**The task**
Below is a listing. Gather each line of it that contains "screenshot".

**Data supplied**

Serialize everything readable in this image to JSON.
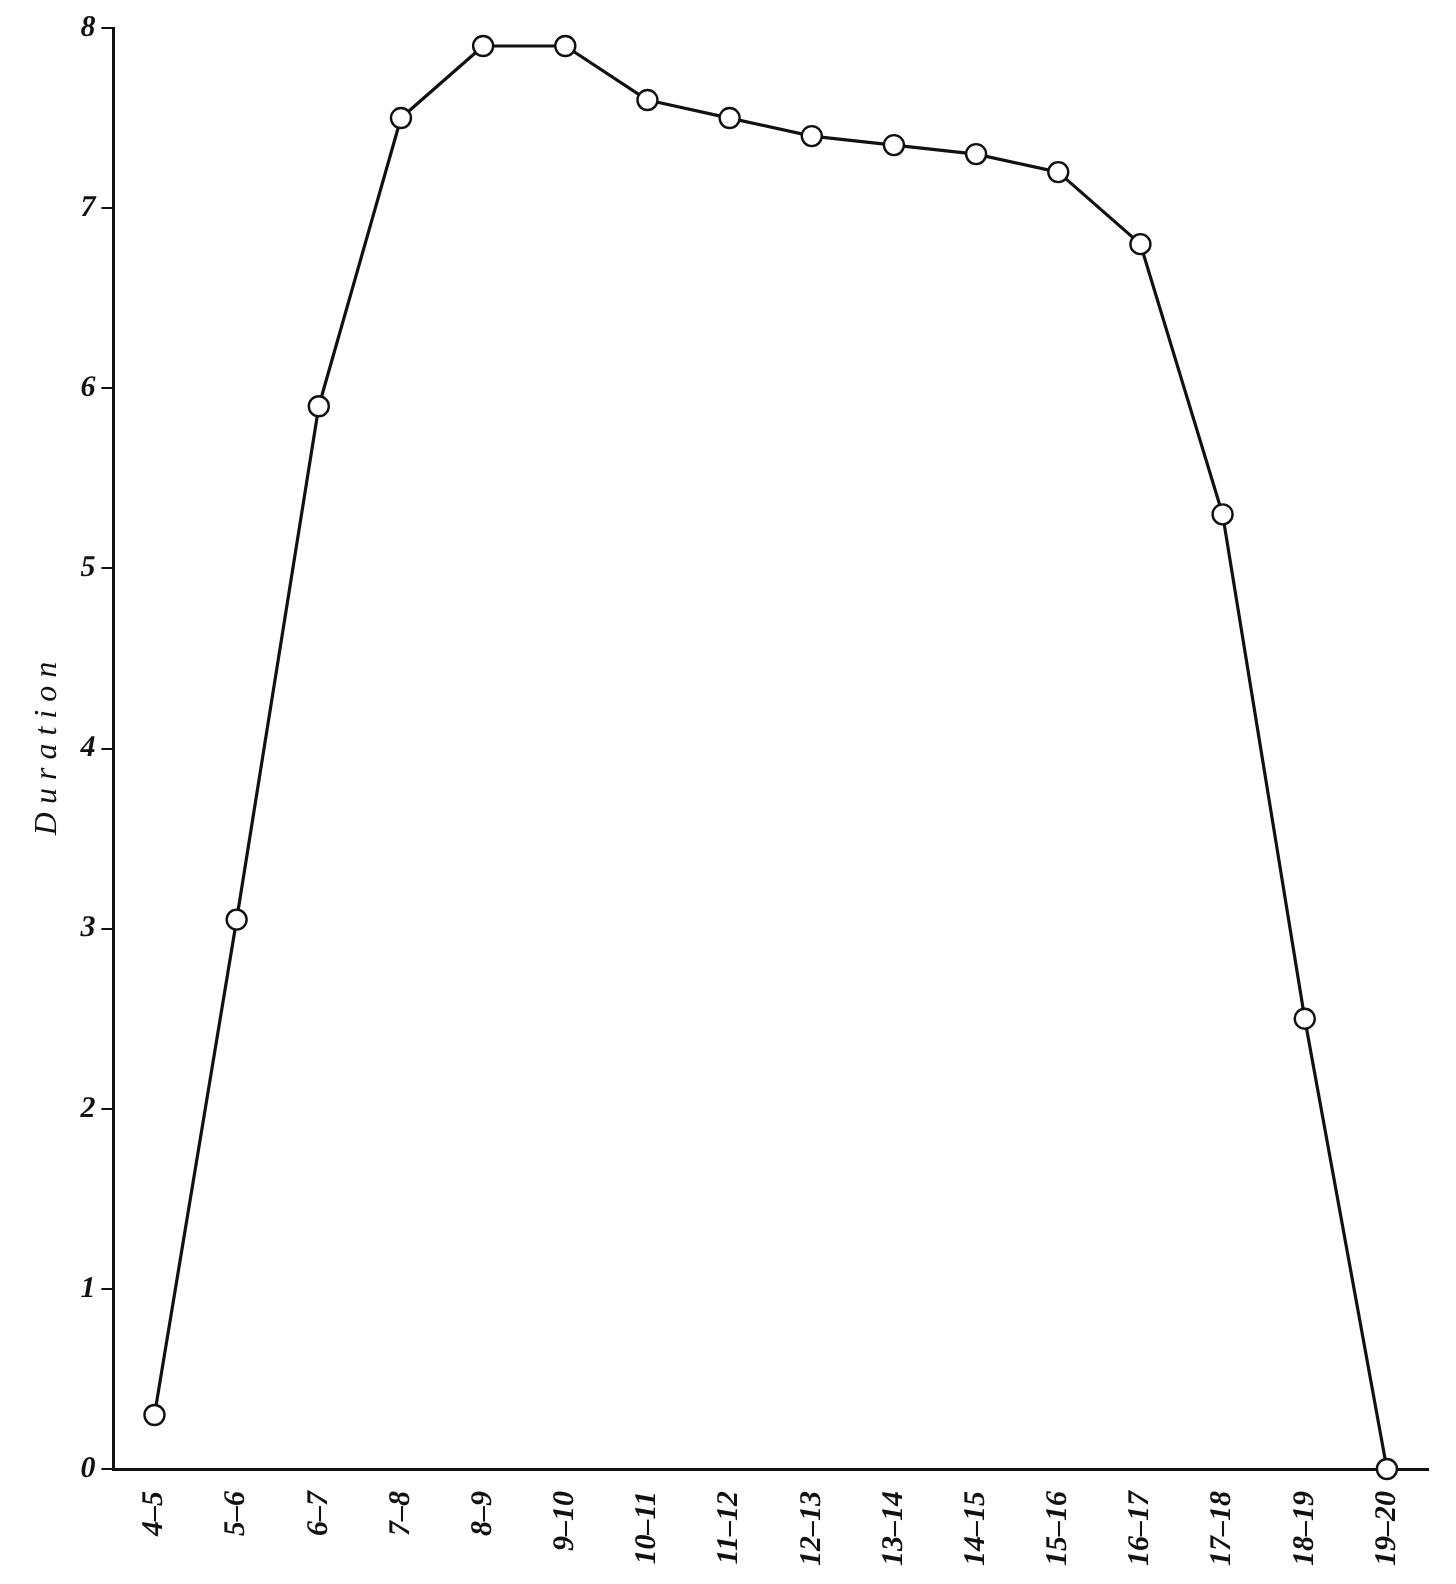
{
  "chart_data": {
    "type": "line",
    "ylabel": "D u r a t i o n",
    "categories": [
      "4–5",
      "5–6",
      "6–7",
      "7–8",
      "8–9",
      "9–10",
      "10–11",
      "11–12",
      "12–13",
      "13–14",
      "14–15",
      "15–16",
      "16–17",
      "17–18",
      "18–19",
      "19–20"
    ],
    "series": [
      {
        "color": "#111111",
        "values": [
          0.3,
          3.05,
          5.9,
          7.5,
          7.9,
          7.9,
          7.6,
          7.5,
          7.4,
          7.35,
          7.3,
          7.2,
          6.8,
          5.3,
          2.5,
          0.0
        ]
      }
    ],
    "ylim": [
      0,
      8
    ],
    "yticks": [
      0,
      1,
      2,
      3,
      4,
      5,
      6,
      7,
      8
    ],
    "grid": false,
    "legend": false,
    "marker": "circle",
    "line_style": "solid"
  }
}
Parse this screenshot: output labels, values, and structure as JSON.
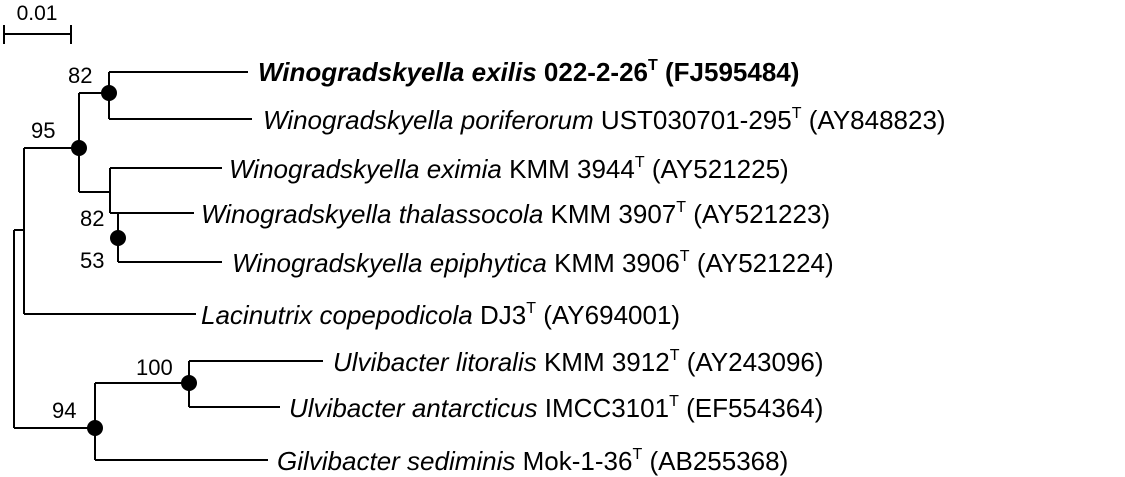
{
  "scale": {
    "label": "0.01"
  },
  "taxa": [
    {
      "genus": "Winogradskyella exilis",
      "strain": "022-2-26",
      "type_mark": "T",
      "accession": "(FJ595484)",
      "bold": true
    },
    {
      "genus": "Winogradskyella poriferorum",
      "strain": "UST030701-295",
      "type_mark": "T",
      "accession": "(AY848823)",
      "bold": false
    },
    {
      "genus": "Winogradskyella eximia",
      "strain": "KMM 3944",
      "type_mark": "T",
      "accession": "(AY521225)",
      "bold": false
    },
    {
      "genus": "Winogradskyella thalassocola",
      "strain": "KMM 3907",
      "type_mark": "T",
      "accession": "(AY521223)",
      "bold": false
    },
    {
      "genus": "Winogradskyella epiphytica",
      "strain": "KMM 3906",
      "type_mark": "T",
      "accession": "(AY521224)",
      "bold": false
    },
    {
      "genus": "Lacinutrix copepodicola",
      "strain": "DJ3",
      "type_mark": "T",
      "accession": "(AY694001)",
      "bold": false
    },
    {
      "genus": "Ulvibacter litoralis",
      "strain": "KMM 3912",
      "type_mark": "T",
      "accession": "(AY243096)",
      "bold": false
    },
    {
      "genus": "Ulvibacter antarcticus",
      "strain": "IMCC3101",
      "type_mark": "T",
      "accession": "(EF554364)",
      "bold": false
    },
    {
      "genus": "Gilvibacter sediminis",
      "strain": "Mok-1-36",
      "type_mark": "T",
      "accession": "(AB255368)",
      "bold": false
    }
  ],
  "bootstrap": [
    "82",
    "95",
    "82",
    "53",
    "100",
    "94"
  ]
}
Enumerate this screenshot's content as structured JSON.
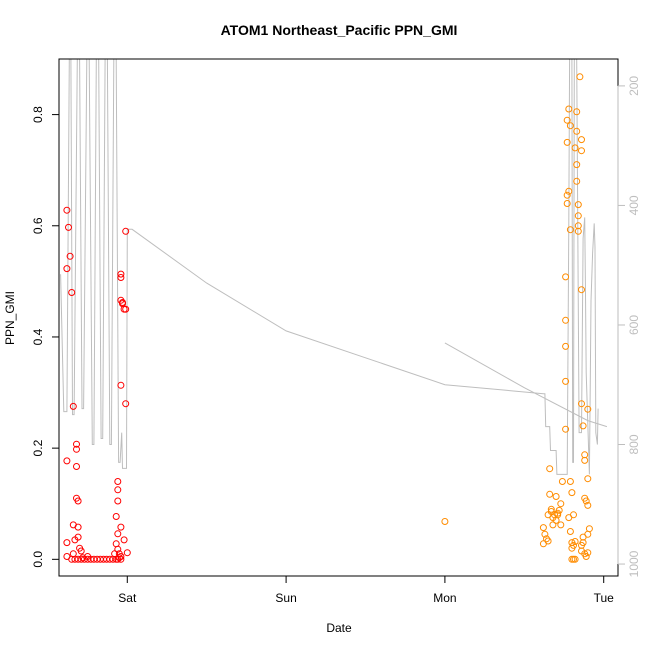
{
  "chart_data": {
    "type": "scatter",
    "title": "ATOM1 Northeast_Pacific PPN_GMI",
    "xlabel": "Date",
    "ylabel": "PPN_GMI",
    "x_ticks": [
      {
        "label": "Sat",
        "value": 1.0
      },
      {
        "label": "Sun",
        "value": 2.0
      },
      {
        "label": "Mon",
        "value": 3.0
      },
      {
        "label": "Tue",
        "value": 4.0
      }
    ],
    "xlim": [
      0.57,
      4.09
    ],
    "ylim": [
      -0.03,
      0.9
    ],
    "y_ticks": [
      0.0,
      0.2,
      0.4,
      0.6,
      0.8
    ],
    "y2_ticks": [
      200,
      400,
      600,
      800,
      1000
    ],
    "y2lim": [
      1020,
      155
    ],
    "y2_color": "#bebebe",
    "grid": false,
    "series": [
      {
        "color": "#ff0000",
        "points": [
          [
            0.62,
            0.628
          ],
          [
            0.63,
            0.597
          ],
          [
            0.62,
            0.523
          ],
          [
            0.64,
            0.545
          ],
          [
            0.65,
            0.48
          ],
          [
            0.66,
            0.275
          ],
          [
            0.68,
            0.207
          ],
          [
            0.68,
            0.198
          ],
          [
            0.62,
            0.177
          ],
          [
            0.68,
            0.167
          ],
          [
            0.68,
            0.11
          ],
          [
            0.69,
            0.105
          ],
          [
            0.66,
            0.062
          ],
          [
            0.69,
            0.058
          ],
          [
            0.62,
            0.03
          ],
          [
            0.67,
            0.035
          ],
          [
            0.69,
            0.04
          ],
          [
            0.7,
            0.02
          ],
          [
            0.66,
            0.01
          ],
          [
            0.62,
            0.005
          ],
          [
            0.71,
            0.015
          ],
          [
            0.72,
            0.003
          ],
          [
            0.75,
            0.005
          ],
          [
            0.65,
            0.0
          ],
          [
            0.67,
            0.0
          ],
          [
            0.69,
            0.0
          ],
          [
            0.71,
            0.0
          ],
          [
            0.73,
            0.0
          ],
          [
            0.75,
            0.0
          ],
          [
            0.77,
            0.0
          ],
          [
            0.79,
            0.0
          ],
          [
            0.81,
            0.0
          ],
          [
            0.83,
            0.0
          ],
          [
            0.85,
            0.0
          ],
          [
            0.87,
            0.0
          ],
          [
            0.89,
            0.0
          ],
          [
            0.91,
            0.0
          ],
          [
            0.93,
            0.0
          ],
          [
            0.94,
            0.0
          ],
          [
            0.95,
            0.003
          ],
          [
            0.92,
            0.01
          ],
          [
            0.96,
            0.0
          ],
          [
            0.94,
            0.14
          ],
          [
            0.94,
            0.125
          ],
          [
            0.94,
            0.105
          ],
          [
            0.93,
            0.077
          ],
          [
            0.96,
            0.058
          ],
          [
            0.94,
            0.046
          ],
          [
            0.93,
            0.028
          ],
          [
            0.94,
            0.018
          ],
          [
            0.95,
            0.01
          ],
          [
            0.96,
            0.005
          ],
          [
            0.96,
            0.513
          ],
          [
            0.96,
            0.507
          ],
          [
            0.96,
            0.466
          ],
          [
            0.97,
            0.462
          ],
          [
            0.97,
            0.46
          ],
          [
            0.98,
            0.45
          ],
          [
            0.99,
            0.45
          ],
          [
            0.99,
            0.59
          ],
          [
            0.96,
            0.313
          ],
          [
            0.99,
            0.28
          ],
          [
            0.98,
            0.035
          ],
          [
            1.0,
            0.012
          ]
        ]
      },
      {
        "color": "#ff8c00",
        "points": [
          [
            3.0,
            0.068
          ],
          [
            3.62,
            0.057
          ],
          [
            3.62,
            0.028
          ],
          [
            3.63,
            0.045
          ],
          [
            3.64,
            0.037
          ],
          [
            3.65,
            0.033
          ],
          [
            3.65,
            0.08
          ],
          [
            3.66,
            0.117
          ],
          [
            3.66,
            0.163
          ],
          [
            3.67,
            0.09
          ],
          [
            3.67,
            0.086
          ],
          [
            3.68,
            0.062
          ],
          [
            3.68,
            0.075
          ],
          [
            3.69,
            0.08
          ],
          [
            3.7,
            0.07
          ],
          [
            3.7,
            0.113
          ],
          [
            3.71,
            0.083
          ],
          [
            3.71,
            0.08
          ],
          [
            3.72,
            0.088
          ],
          [
            3.73,
            0.062
          ],
          [
            3.73,
            0.1
          ],
          [
            3.74,
            0.14
          ],
          [
            3.76,
            0.234
          ],
          [
            3.76,
            0.32
          ],
          [
            3.76,
            0.383
          ],
          [
            3.76,
            0.43
          ],
          [
            3.76,
            0.508
          ],
          [
            3.77,
            0.64
          ],
          [
            3.77,
            0.655
          ],
          [
            3.78,
            0.662
          ],
          [
            3.77,
            0.75
          ],
          [
            3.77,
            0.79
          ],
          [
            3.78,
            0.81
          ],
          [
            3.79,
            0.78
          ],
          [
            3.79,
            0.593
          ],
          [
            3.79,
            0.14
          ],
          [
            3.8,
            0.12
          ],
          [
            3.78,
            0.075
          ],
          [
            3.79,
            0.05
          ],
          [
            3.8,
            0.03
          ],
          [
            3.8,
            0.0
          ],
          [
            3.81,
            0.0
          ],
          [
            3.82,
            0.0
          ],
          [
            3.8,
            0.02
          ],
          [
            3.81,
            0.025
          ],
          [
            3.82,
            0.032
          ],
          [
            3.81,
            0.08
          ],
          [
            3.83,
            0.805
          ],
          [
            3.83,
            0.77
          ],
          [
            3.82,
            0.74
          ],
          [
            3.83,
            0.71
          ],
          [
            3.83,
            0.68
          ],
          [
            3.84,
            0.6
          ],
          [
            3.84,
            0.59
          ],
          [
            3.84,
            0.638
          ],
          [
            3.84,
            0.618
          ],
          [
            3.85,
            0.868
          ],
          [
            3.86,
            0.755
          ],
          [
            3.86,
            0.735
          ],
          [
            3.86,
            0.485
          ],
          [
            3.86,
            0.28
          ],
          [
            3.87,
            0.24
          ],
          [
            3.88,
            0.188
          ],
          [
            3.88,
            0.178
          ],
          [
            3.88,
            0.11
          ],
          [
            3.89,
            0.105
          ],
          [
            3.9,
            0.097
          ],
          [
            3.9,
            0.145
          ],
          [
            3.9,
            0.27
          ],
          [
            3.86,
            0.025
          ],
          [
            3.86,
            0.015
          ],
          [
            3.87,
            0.03
          ],
          [
            3.88,
            0.01
          ],
          [
            3.89,
            0.005
          ],
          [
            3.9,
            0.012
          ],
          [
            3.9,
            0.045
          ],
          [
            3.91,
            0.055
          ],
          [
            3.87,
            0.04
          ]
        ]
      }
    ],
    "secondary_lines": [
      {
        "color": "#bebebe",
        "points": [
          [
            0.58,
            515
          ],
          [
            0.6,
            745
          ],
          [
            0.62,
            745
          ],
          [
            0.635,
            155
          ],
          [
            0.645,
            155
          ],
          [
            0.655,
            750
          ],
          [
            0.665,
            750
          ],
          [
            0.685,
            155
          ],
          [
            0.7,
            155
          ],
          [
            0.715,
            740
          ],
          [
            0.725,
            740
          ],
          [
            0.745,
            155
          ],
          [
            0.76,
            155
          ],
          [
            0.78,
            800
          ],
          [
            0.79,
            800
          ],
          [
            0.805,
            155
          ],
          [
            0.82,
            155
          ],
          [
            0.835,
            790
          ],
          [
            0.845,
            790
          ],
          [
            0.86,
            155
          ],
          [
            0.875,
            155
          ],
          [
            0.89,
            800
          ],
          [
            0.9,
            800
          ],
          [
            0.915,
            155
          ],
          [
            0.93,
            155
          ],
          [
            0.945,
            830
          ],
          [
            0.955,
            830
          ],
          [
            0.965,
            780
          ],
          [
            0.97,
            840
          ],
          [
            0.995,
            840
          ],
          [
            1.0,
            440
          ],
          [
            1.03,
            440
          ],
          [
            1.5,
            530
          ],
          [
            2.0,
            610
          ],
          [
            2.5,
            655
          ],
          [
            3.0,
            700
          ],
          [
            3.62,
            715
          ],
          [
            3.63,
            715
          ],
          [
            3.635,
            770
          ],
          [
            3.66,
            770
          ],
          [
            3.665,
            810
          ],
          [
            3.7,
            810
          ],
          [
            3.705,
            850
          ],
          [
            3.77,
            850
          ],
          [
            3.78,
            430
          ],
          [
            3.785,
            155
          ],
          [
            3.8,
            155
          ],
          [
            3.805,
            830
          ],
          [
            3.81,
            830
          ],
          [
            3.815,
            155
          ],
          [
            3.83,
            155
          ],
          [
            3.845,
            780
          ],
          [
            3.86,
            780
          ],
          [
            3.87,
            455
          ],
          [
            3.88,
            420
          ],
          [
            3.885,
            530
          ],
          [
            3.89,
            680
          ],
          [
            3.91,
            850
          ],
          [
            3.915,
            710
          ],
          [
            3.92,
            560
          ],
          [
            3.93,
            480
          ],
          [
            3.94,
            430
          ],
          [
            3.945,
            470
          ],
          [
            3.95,
            780
          ],
          [
            3.96,
            800
          ],
          [
            3.965,
            740
          ]
        ]
      },
      {
        "color": "#bebebe",
        "points": [
          [
            3.0,
            630
          ],
          [
            3.5,
            705
          ],
          [
            3.9,
            760
          ],
          [
            4.02,
            770
          ]
        ]
      }
    ]
  }
}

**Solution below**
Parse this screenshot: output labels, values, and structure as JSON.
Enumerate this screenshot's content as structured JSON.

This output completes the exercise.